**TASK INSTRUCTIONS**
Quote every line below exactly and skip any picture.

**EXTRACTED RECORDS**
--------------------

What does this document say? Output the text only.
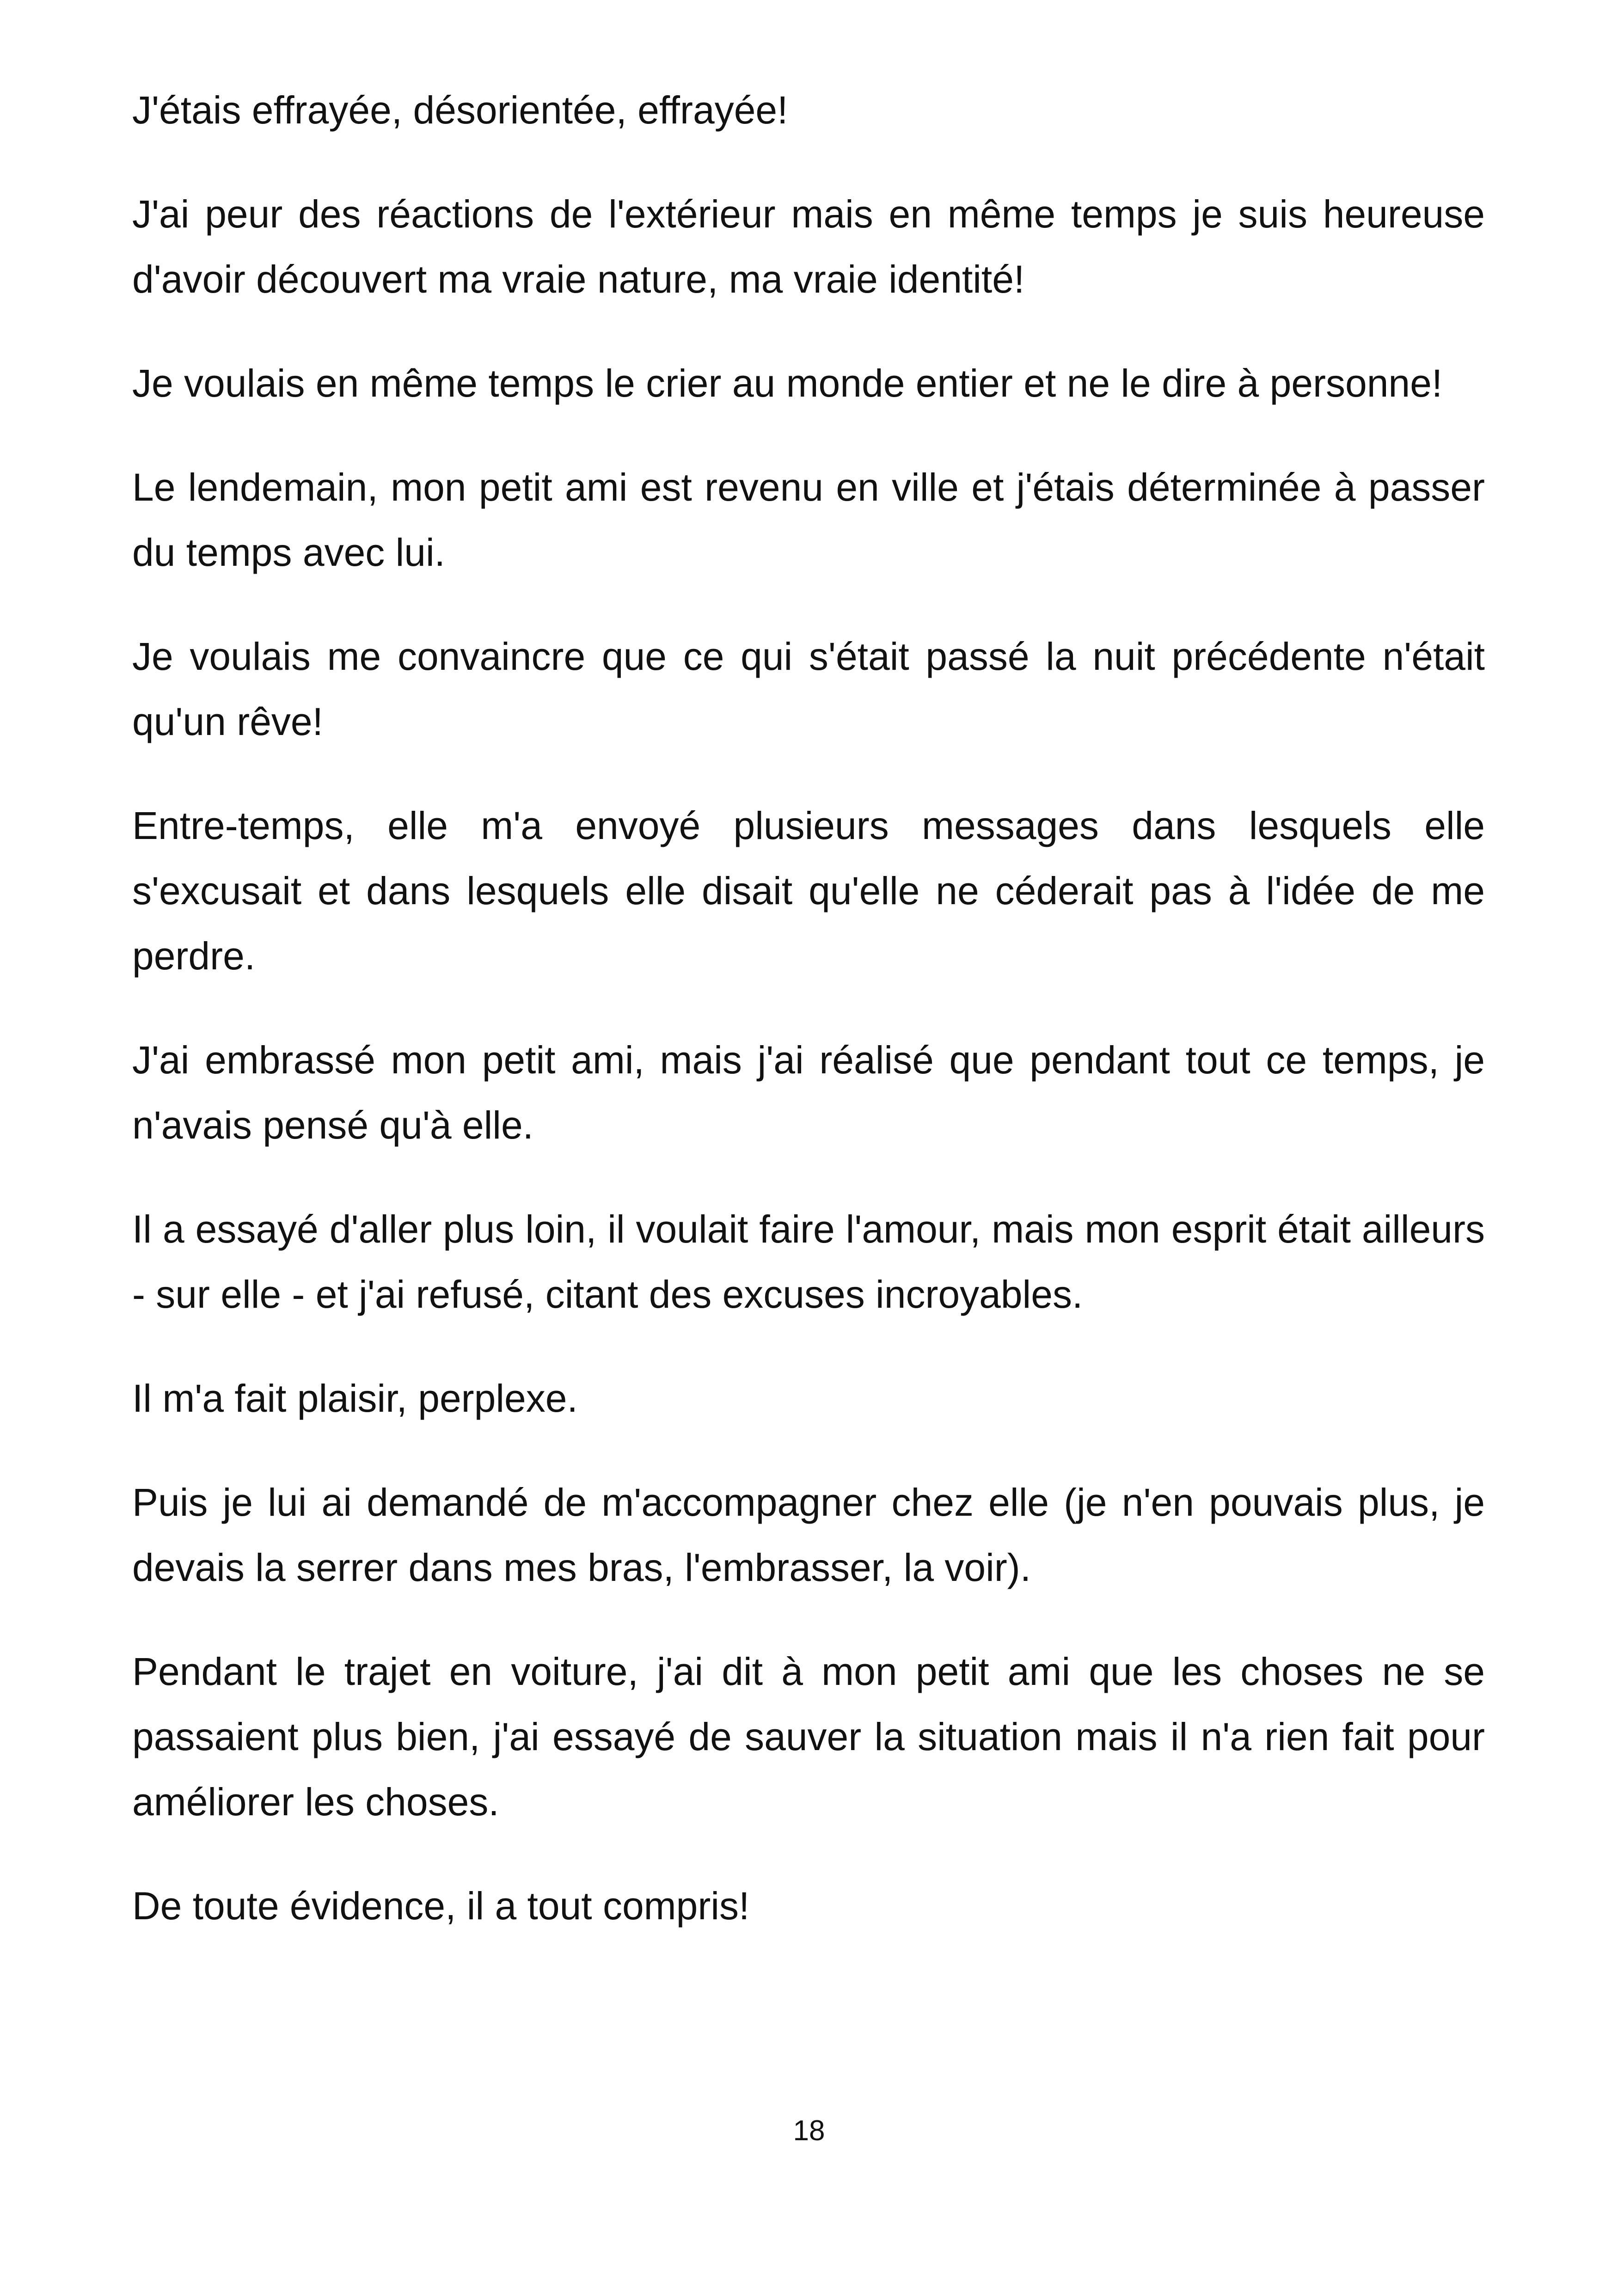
J'étais effrayée, désorientée, effrayée!

J'ai peur des réactions de l'extérieur mais en même temps je suis heureuse d'avoir découvert ma vraie nature, ma vraie identité!

Je voulais en même temps le crier au monde entier et ne le dire à personne!

Le lendemain, mon petit ami est revenu en ville et j'étais déterminée à passer du temps avec lui.

Je voulais me convaincre que ce qui s'était passé la nuit précédente n'était qu'un rêve!

Entre-temps, elle m'a envoyé plusieurs messages dans lesquels elle s'excusait et dans lesquels elle disait qu'elle ne céderait pas à l'idée de me perdre.

J'ai embrassé mon petit ami, mais j'ai réalisé que pendant tout ce temps, je n'avais pensé qu'à elle.

Il a essayé d'aller plus loin, il voulait faire l'amour, mais mon esprit était ailleurs - sur elle - et j'ai refusé, citant des excuses incroyables.

Il m'a fait plaisir, perplexe.

Puis je lui ai demandé de m'accompagner chez elle (je n'en pouvais plus, je devais la serrer dans mes bras, l'embrasser, la voir).

Pendant le trajet en voiture, j'ai dit à mon petit ami que les choses ne se passaient plus bien, j'ai essayé de sauver la situation mais il n'a rien fait pour améliorer les choses.

De toute évidence, il a tout compris!

18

--------------------

**FULL ANSWER**
What does this document say? Output the text only.
J'étais effrayée, désorientée, effrayée!

J'ai peur des réactions de l'extérieur mais en même temps je suis heureuse d'avoir découvert ma vraie nature, ma vraie identité!

Je voulais en même temps le crier au monde entier et ne le dire à personne!

Le lendemain, mon petit ami est revenu en ville et j'étais déterminée à passer du temps avec lui.

Je voulais me convaincre que ce qui s'était passé la nuit précédente n'était qu'un rêve!

Entre-temps, elle m'a envoyé plusieurs messages dans lesquels elle s'excusait et dans lesquels elle disait qu'elle ne céderait pas à l'idée de me perdre.

J'ai embrassé mon petit ami, mais j'ai réalisé que pendant tout ce temps, je n'avais pensé qu'à elle.

Il a essayé d'aller plus loin, il voulait faire l'amour, mais mon esprit était ailleurs - sur elle - et j'ai refusé, citant des excuses incroyables.

Il m'a fait plaisir, perplexe.

Puis je lui ai demandé de m'accompagner chez elle (je n'en pouvais plus, je devais la serrer dans mes bras, l'embrasser, la voir).

Pendant le trajet en voiture, j'ai dit à mon petit ami que les choses ne se passaient plus bien, j'ai essayé de sauver la situation mais il n'a rien fait pour améliorer les choses.

De toute évidence, il a tout compris!

18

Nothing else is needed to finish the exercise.